## Task requirements:
Show each line of the data below that has the string "title" in it.

## Excerpted records:
::::
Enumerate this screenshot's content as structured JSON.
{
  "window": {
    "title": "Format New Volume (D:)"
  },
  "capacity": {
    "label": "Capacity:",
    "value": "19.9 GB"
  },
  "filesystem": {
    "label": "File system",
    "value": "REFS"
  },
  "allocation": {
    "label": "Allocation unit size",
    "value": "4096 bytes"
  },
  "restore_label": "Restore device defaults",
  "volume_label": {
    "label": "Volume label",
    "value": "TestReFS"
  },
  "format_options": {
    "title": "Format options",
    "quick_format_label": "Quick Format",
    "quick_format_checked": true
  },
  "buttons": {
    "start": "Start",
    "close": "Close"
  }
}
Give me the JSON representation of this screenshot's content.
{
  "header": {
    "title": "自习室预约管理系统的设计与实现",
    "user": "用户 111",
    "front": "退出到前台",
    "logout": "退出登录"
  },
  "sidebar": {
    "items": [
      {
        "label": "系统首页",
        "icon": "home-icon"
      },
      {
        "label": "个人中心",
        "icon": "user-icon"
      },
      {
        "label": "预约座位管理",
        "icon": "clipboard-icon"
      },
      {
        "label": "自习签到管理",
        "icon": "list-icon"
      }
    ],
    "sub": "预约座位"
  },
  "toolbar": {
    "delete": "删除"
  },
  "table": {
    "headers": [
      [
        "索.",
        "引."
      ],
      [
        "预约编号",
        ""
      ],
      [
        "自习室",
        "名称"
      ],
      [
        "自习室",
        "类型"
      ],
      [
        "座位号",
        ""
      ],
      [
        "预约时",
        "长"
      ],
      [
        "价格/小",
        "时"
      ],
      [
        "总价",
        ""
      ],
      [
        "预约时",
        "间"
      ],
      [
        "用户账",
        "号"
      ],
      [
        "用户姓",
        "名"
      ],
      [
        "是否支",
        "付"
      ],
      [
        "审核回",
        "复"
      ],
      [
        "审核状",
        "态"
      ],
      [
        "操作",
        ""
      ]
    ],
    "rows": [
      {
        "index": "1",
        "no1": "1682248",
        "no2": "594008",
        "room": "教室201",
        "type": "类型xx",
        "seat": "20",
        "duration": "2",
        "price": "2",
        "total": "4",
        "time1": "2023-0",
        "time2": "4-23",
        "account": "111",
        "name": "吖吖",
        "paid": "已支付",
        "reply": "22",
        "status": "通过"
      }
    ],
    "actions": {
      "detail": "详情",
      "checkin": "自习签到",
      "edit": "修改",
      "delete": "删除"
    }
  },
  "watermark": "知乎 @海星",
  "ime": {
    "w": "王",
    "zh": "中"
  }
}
::::
## The solution:
    "title": "Format New Volume (D:)"
    "title": "Format options",
    "title": "自习室预约管理系统的设计与实现",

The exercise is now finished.